[Start of Source excerpt]

When we first started the patrol, there was a party in every building—in fact, in every apartment almost. We used to have fun bothering people and calling and chasing kids that were running around at nighttime. And the police had fun because we helped them catch a bunch of kids. And now it’s quiet; I mean quiet. We’d walk around at nighttime on the patrol and it’s like walking around a senior citizens area…. It’s been getting boringer and boringer. We walk around and nothing is going on. It’s been that way for a few years now.2

When the Duluth Housing Authority sponsored tenant meetings to plan for a HOPE VI redevelopment project at Harbor View, the Llewellyns took a wait and see approach. Having lived at Harbor View for twenty-eight years they had the longest ties to the neighborhood of anyone involved. When DHA officials assured them that they would have first pick of the new units on-site they were hopeful. “I hope we’ll be more comfortable,” said Alice. “It’ll be nice to live in a building that looks nice, that’s brand new for once. Never lived in a new building. It would be nice once they get done; if it looks anything like what the architects drew, it’ll be beautiful. It’ll blend in with all the neighborhoods.”

[End of Source excerpt]
[Start of Raw data]

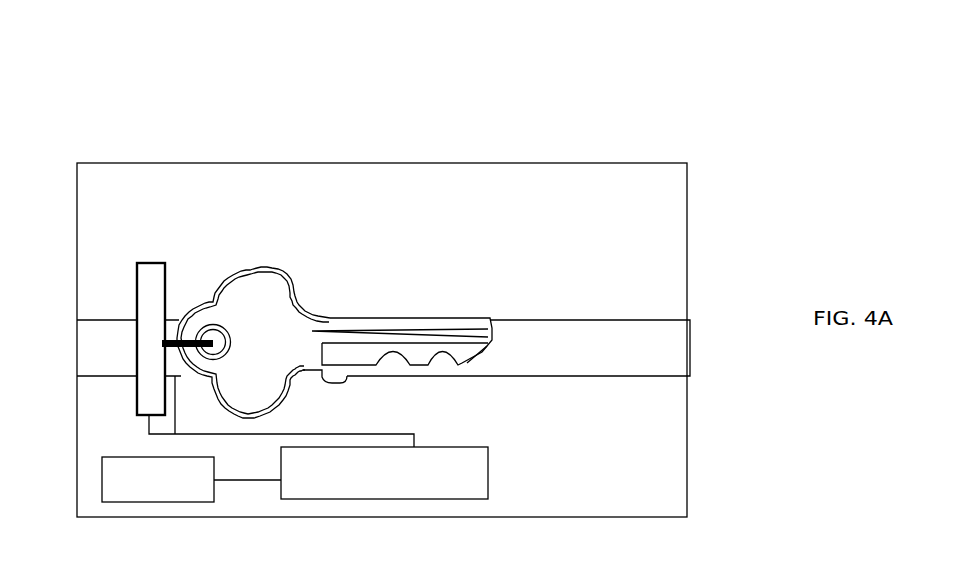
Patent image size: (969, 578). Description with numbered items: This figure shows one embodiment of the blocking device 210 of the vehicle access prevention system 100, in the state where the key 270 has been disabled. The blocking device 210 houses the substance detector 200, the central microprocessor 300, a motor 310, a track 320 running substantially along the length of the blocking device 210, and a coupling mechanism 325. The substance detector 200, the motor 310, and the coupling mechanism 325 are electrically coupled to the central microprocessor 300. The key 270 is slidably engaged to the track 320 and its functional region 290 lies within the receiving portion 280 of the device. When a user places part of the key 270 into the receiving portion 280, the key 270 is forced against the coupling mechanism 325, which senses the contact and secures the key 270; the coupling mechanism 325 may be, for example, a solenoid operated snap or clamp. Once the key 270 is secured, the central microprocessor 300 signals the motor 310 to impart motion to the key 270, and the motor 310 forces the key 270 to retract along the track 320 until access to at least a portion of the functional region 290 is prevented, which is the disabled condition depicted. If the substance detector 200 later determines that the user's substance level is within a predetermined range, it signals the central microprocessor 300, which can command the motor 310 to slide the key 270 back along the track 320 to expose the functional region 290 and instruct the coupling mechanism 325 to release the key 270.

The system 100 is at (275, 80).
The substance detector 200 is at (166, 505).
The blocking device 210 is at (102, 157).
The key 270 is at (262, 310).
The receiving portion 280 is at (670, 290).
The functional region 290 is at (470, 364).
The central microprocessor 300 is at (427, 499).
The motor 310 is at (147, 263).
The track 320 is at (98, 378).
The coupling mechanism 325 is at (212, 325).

[End of Raw data]
[Start of Raw data]

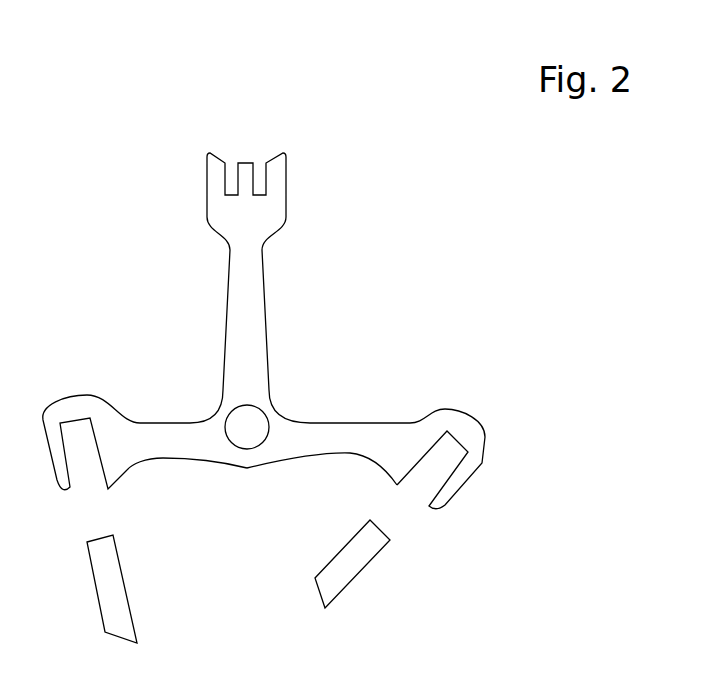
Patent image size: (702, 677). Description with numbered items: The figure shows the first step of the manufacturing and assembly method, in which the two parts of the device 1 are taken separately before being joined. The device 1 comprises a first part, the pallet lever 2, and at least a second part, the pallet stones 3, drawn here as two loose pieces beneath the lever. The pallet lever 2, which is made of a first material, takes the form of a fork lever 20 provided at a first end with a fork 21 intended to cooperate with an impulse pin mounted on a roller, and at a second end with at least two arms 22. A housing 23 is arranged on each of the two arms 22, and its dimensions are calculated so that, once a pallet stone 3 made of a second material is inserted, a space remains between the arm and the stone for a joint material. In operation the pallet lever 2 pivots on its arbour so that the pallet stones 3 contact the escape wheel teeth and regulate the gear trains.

[End of Raw data]
[Start of Raw data]

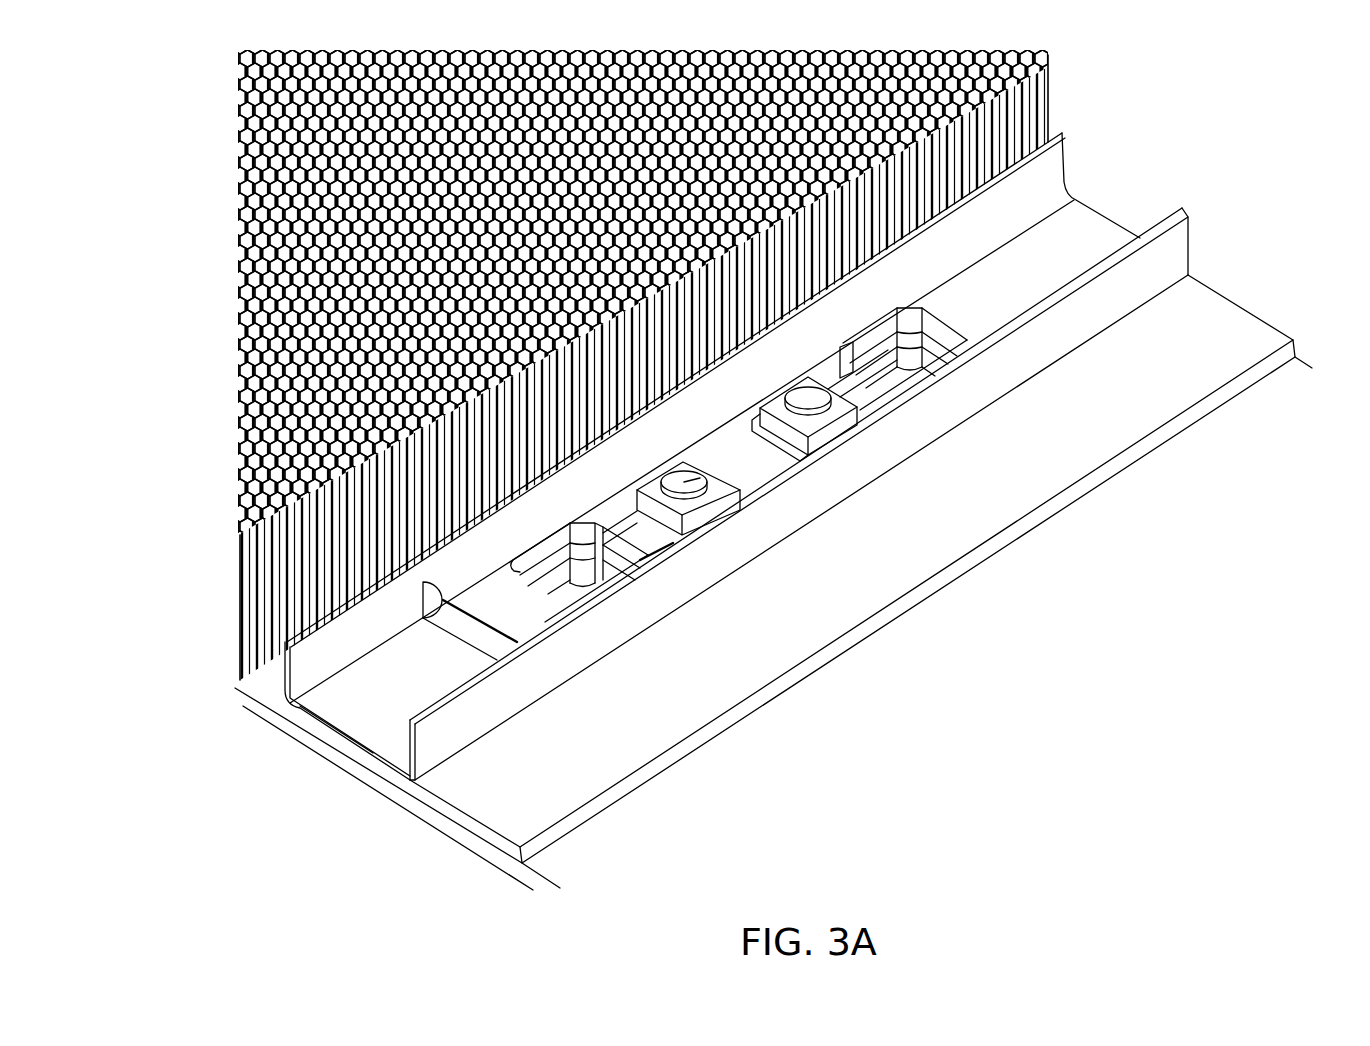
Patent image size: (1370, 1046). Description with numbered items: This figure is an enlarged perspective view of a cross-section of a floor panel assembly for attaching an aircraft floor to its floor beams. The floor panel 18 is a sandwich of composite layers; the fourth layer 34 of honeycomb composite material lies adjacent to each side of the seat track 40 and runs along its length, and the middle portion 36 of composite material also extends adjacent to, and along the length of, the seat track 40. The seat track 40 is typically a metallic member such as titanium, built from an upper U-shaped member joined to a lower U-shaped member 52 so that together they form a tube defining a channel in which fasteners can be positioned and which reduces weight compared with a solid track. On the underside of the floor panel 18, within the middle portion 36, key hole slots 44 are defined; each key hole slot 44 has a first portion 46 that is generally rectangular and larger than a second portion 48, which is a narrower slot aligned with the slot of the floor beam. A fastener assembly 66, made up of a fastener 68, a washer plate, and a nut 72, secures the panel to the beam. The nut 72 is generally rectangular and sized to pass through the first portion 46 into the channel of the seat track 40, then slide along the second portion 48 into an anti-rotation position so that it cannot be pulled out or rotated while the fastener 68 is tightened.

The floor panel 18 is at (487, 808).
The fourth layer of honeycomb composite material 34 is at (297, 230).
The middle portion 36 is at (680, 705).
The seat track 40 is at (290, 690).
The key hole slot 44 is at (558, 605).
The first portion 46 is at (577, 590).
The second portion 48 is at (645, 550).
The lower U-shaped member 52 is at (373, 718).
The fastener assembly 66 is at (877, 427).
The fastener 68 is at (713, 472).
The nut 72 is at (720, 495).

[End of Raw data]

Exercises to complete:
[1] According to the Harbor View excerpt, why were the Llewellyns hopeful about the redevelopment project? Answer in one to three sentences.
[2] Retype the stretch of the listing from the line containing "Patent image size: (969, 578)." through the line containing "The substance detector 200 is at (166, 505).", both included.
The listing is unrelated to the text.

Results of the tasks:
[1] They were hopeful because Duluth Housing Authority officials assured them that they would have first pick of the new units on-site.

[2]
Patent image size: (969, 578). Description with numbered items: This figure shows one embodiment of the blocking device 210 of the vehicle access prevention system 100, in the state where the key 270 has been disabled. The blocking device 210 houses the substance detector 200, the central microprocessor 300, a motor 310, a track 320 running substantially along the length of the blocking device 210, and a coupling mechanism 325. The substance detector 200, the motor 310, and the coupling mechanism 325 are electrically coupled to the central microprocessor 300. The key 270 is slidably engaged to the track 320 and its functional region 290 lies within the receiving portion 280 of the device. When a user places part of the key 270 into the receiving portion 280, the key 270 is forced against the coupling mechanism 325, which senses the contact and secures the key 270; the coupling mechanism 325 may be, for example, a solenoid operated snap or clamp. Once the key 270 is secured, the central microprocessor 300 signals the motor 310 to impart motion to the key 270, and the motor 310 forces the key 270 to retract along the track 320 until access to at least a portion of the functional region 290 is prevented, which is the disabled condition depicted. If the substance detector 200 later determines that the user's substance level is within a predetermined range, it signals the central microprocessor 300, which can command the motor 310 to slide the key 270 back along the track 320 to expose the functional region 290 and instruct the coupling mechanism 325 to release the key 270.

The system 100 is at (275, 80).
The substance detector 200 is at (166, 505).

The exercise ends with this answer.